--- Start GIVEN ENTRIES ---
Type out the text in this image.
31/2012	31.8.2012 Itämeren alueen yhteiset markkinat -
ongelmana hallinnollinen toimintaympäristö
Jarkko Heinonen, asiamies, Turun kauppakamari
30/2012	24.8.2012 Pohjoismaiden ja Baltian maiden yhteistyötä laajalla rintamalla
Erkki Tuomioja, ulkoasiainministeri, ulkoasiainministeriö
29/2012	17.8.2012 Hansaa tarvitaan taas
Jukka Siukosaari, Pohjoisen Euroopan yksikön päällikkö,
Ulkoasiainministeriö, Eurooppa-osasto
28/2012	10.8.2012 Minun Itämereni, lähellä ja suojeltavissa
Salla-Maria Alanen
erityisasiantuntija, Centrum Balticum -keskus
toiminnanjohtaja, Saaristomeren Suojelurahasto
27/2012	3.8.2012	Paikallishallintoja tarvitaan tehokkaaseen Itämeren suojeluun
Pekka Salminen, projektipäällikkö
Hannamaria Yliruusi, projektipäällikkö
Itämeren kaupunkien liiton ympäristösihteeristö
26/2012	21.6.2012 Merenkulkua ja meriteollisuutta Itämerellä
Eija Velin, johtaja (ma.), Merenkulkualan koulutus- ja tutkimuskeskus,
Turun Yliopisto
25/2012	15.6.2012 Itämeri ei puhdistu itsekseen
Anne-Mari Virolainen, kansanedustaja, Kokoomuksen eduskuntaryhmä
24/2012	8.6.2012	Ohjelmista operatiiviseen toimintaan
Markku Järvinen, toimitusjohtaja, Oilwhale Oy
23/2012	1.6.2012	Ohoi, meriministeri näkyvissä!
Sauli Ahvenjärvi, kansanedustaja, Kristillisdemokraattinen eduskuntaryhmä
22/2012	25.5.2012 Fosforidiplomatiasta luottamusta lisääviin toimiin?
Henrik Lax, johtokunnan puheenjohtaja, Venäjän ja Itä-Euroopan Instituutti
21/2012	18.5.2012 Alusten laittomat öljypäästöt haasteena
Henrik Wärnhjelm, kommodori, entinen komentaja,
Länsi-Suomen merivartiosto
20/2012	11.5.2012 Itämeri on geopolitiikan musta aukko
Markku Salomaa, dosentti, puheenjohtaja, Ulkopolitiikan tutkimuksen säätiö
--- End GIVEN ENTRIES ---
§ BRIEF
Return each line among the entries that holds the word "Turun".

§ TASK RESPONSE
Jarkko Heinonen, asiamies, Turun kauppakamari
Turun Yliopisto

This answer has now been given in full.